Requirements: Search the data for the string "Output" and gather each line it is in.

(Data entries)
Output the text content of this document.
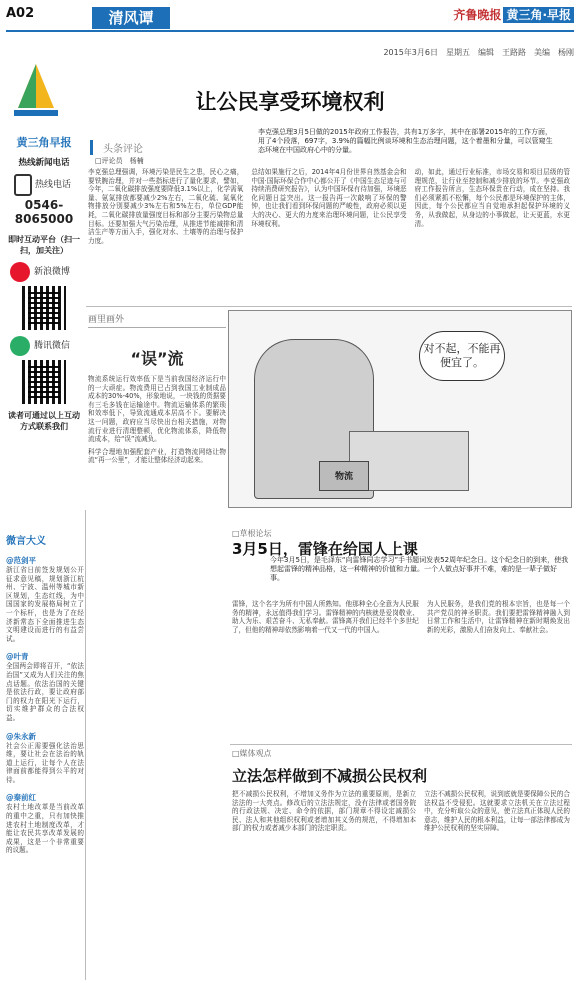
A02	清风谭	齐鲁晚报 黄三角·早报
2015年3月6日　星期五　编辑　王路路　美编　杨刚
让公民享受环境权利
黄三角早报
热线新闻电话
热线电话
0546-8065000
即时互动平台（扫一扫，加关注）
新浪微博
腾讯微信
读者可通过以上互动方式联系我们
头条评论
□评论员　杨楠
李克强总理3月5日做的2015年政府工作报告，共有1万多字，其中在部署2015年的工作方面，用了4个段落，697字，3.9%的篇幅比例谈环境和生态治理问题，这个着墨和分量，可以管窥生态环境在中国政府心中的分量。
李克强总理强调，环境污染是民生之患，民心之痛，要铁腕治理，并对一些指标进行了量化要求，譬如，今年，二氧化碳排放强度要降低3.1%以上，化学需氧量、氨氮排放都要减少2%左右，二氧化硫、氮氧化物排放分别要减少3%左右和5%左右，单位GDP能耗，二氧化碳排放量强度目标和部分主要污染物总量目标。还要加强大气污染治理，从推进节能减排和清洁生产等方面入手，强化对水、土壤等的治理与保护力度。
总结如果施行之后，2014年4月份世界自然基金会和中国·国际环保合作中心都公开了《中国生态足迹与可持续消费研究报告》，认为中国环保有待加强，环境恶化问题日益突出。这一报告再一次敲响了环保的警钟，也让我们看到环保问题的严峻性，政府必须以更大的决心、更大的力度来治理环境问题，让公民享受环境权利。
动，如此，通过行业标准，市场交易和项目层级的管理规范，让行业至控制和减少排放的环节。李克强政府工作报告所言，生态环保贵在行动，成在坚持。我们必须紧抓不松懈，每个公民都是环境保护的主体，因此，每个公民都应当自觉地承担起保护环境的义务，从我做起，从身边的小事做起，让天更蓝，水更清。
画里画外
“误”流
物流系统运行效率低下是当前我国经济运行中的一大顽症。物流费用已占到我国工业制成品成本的30%-40%，形象地说，一块钱的货据要有三毛多钱在运输途中。物流运输体系的繁琐和效率低下，导致流通成本居高不下。要解决这一问题，政府应当尽快出台相关措施，对物流行业进行清理整顿，优化物流体系，降低物流成本，给“误”流减负。
科学合理地加强配套产业，打造物流网络让物流“再一公里”，才能让整体经济动起来。
物流
对不起，不能再便宜了。
微言大义
@范剑平
浙江省日前签发规划公开征求意见稿，规划浙江杭州、宁波、温州等城市新区规划，生态红线，为中国国家的发展格局树立了一个标杆，也是为了在经济新常态下全面推进生态文明建设而进行的有益尝试。
@叶青
全国两会即将召开，“依法治国”又成为人们关注的焦点话题。依法治国的关键是依法行政，要让政府部门的权力在阳光下运行，切实维护群众的合法权益。
@朱永新
社会公正需要强化法治思维，要让社会在法治的轨道上运行，让每个人在法律面前都能得到公平的对待。
@秦前红
农村土地改革是当前改革的重中之重，只有加快推进农村土地制度改革，才能让农民共享改革发展的成果，这是一个非常重要的议题。
□草根论坛
3月5日，雷锋在给国人上课
今年3月5日，是毛泽东“向雷锋同志学习”手书题词发表52周年纪念日。这个纪念日的到来，使我想起雷锋的精神品格，这一种精神的价值和力量。一个人做点好事并不难，难的是一辈子做好事。
雷锋，这个名字为所有中国人所熟知。他那种全心全意为人民服务的精神，永远值得我们学习。雷锋精神的内核就是爱岗敬业、助人为乐、艰苦奋斗、无私奉献。雷锋离开我们已经半个多世纪了，但他的精神却依然影响着一代又一代的中国人。
为人民服务，是我们党的根本宗旨，也是每一个共产党员的神圣职责。我们要把雷锋精神融入到日常工作和生活中，让雷锋精神在新时期焕发出新的光彩，激励人们奋发向上、奉献社会。
□媒体观点
立法怎样做到不减损公民权利
把不减损公民权利，不增加义务作为立法的重要原则，是新立法法的一大亮点。修改后的立法法规定，没有法律或者国务院的行政法规、决定、命令的依据，部门规章不得设定减损公民、法人和其他组织权利或者增加其义务的规范，不得增加本部门的权力或者减少本部门的法定职责。
立法不减损公民权利，说到底就是要保障公民的合法权益不受侵犯。这就要求立法机关在立法过程中，充分听取公众的意见，使立法真正体现人民的意志，维护人民的根本利益，让每一部法律都成为维护公民权利的坚实屏障。
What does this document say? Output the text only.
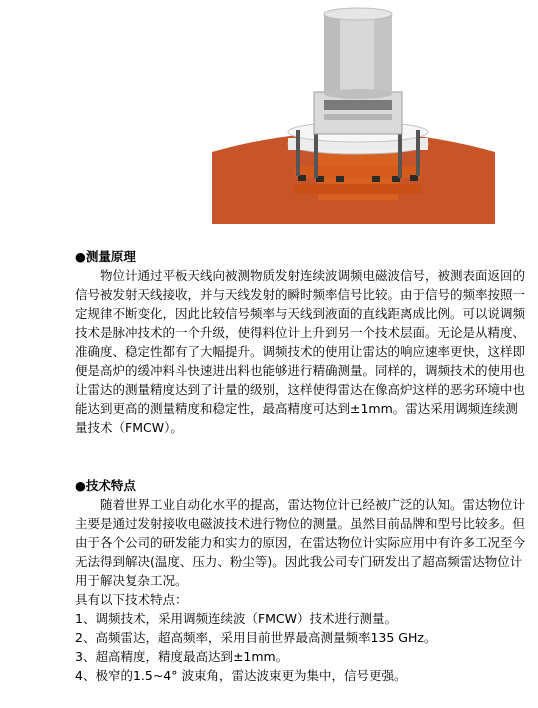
●测量原理

物位计通过平板天线向被测物质发射连续波调频电磁波信号，被测表面返回的信号被发射天线接收，并与天线发射的瞬时频率信号比较。由于信号的频率按照一定规律不断变化，因此比较信号频率与天线到液面的直线距离成比例。可以说调频技术是脉冲技术的一个升级，使得料位计上升到另一个技术层面。无论是从精度、准确度、稳定性都有了大幅提升。调频技术的使用让雷达的响应速率更快，这样即便是高炉的缓冲料斗快速进出料也能够进行精确测量。同样的，调频技术的使用也让雷达的测量精度达到了计量的级别，这样使得雷达在像高炉这样的恶劣环境中也能达到更高的测量精度和稳定性，最高精度可达到±1mm。雷达采用调频连续测量技术（FMCW）。

●技术特点

随着世界工业自动化水平的提高，雷达物位计已经被广泛的认知。雷达物位计主要是通过发射接收电磁波技术进行物位的测量。虽然目前品牌和型号比较多。但由于各个公司的研发能力和实力的原因，在雷达物位计实际应用中有许多工况至今无法得到解决(温度、压力、粉尘等)。因此我公司专门研发出了超高频雷达物位计用于解决复杂工况。

具有以下技术特点：

1、调频技术，采用调频连续波（FMCW）技术进行测量。

2、高频雷达，超高频率，采用目前世界最高测量频率135 GHz。

3、超高精度，精度最高达到±1mm。

4、极窄的1.5~4° 波束角，雷达波束更为集中，信号更强。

Task result:
Output the text content of this document.
What does this document say? Output the text only.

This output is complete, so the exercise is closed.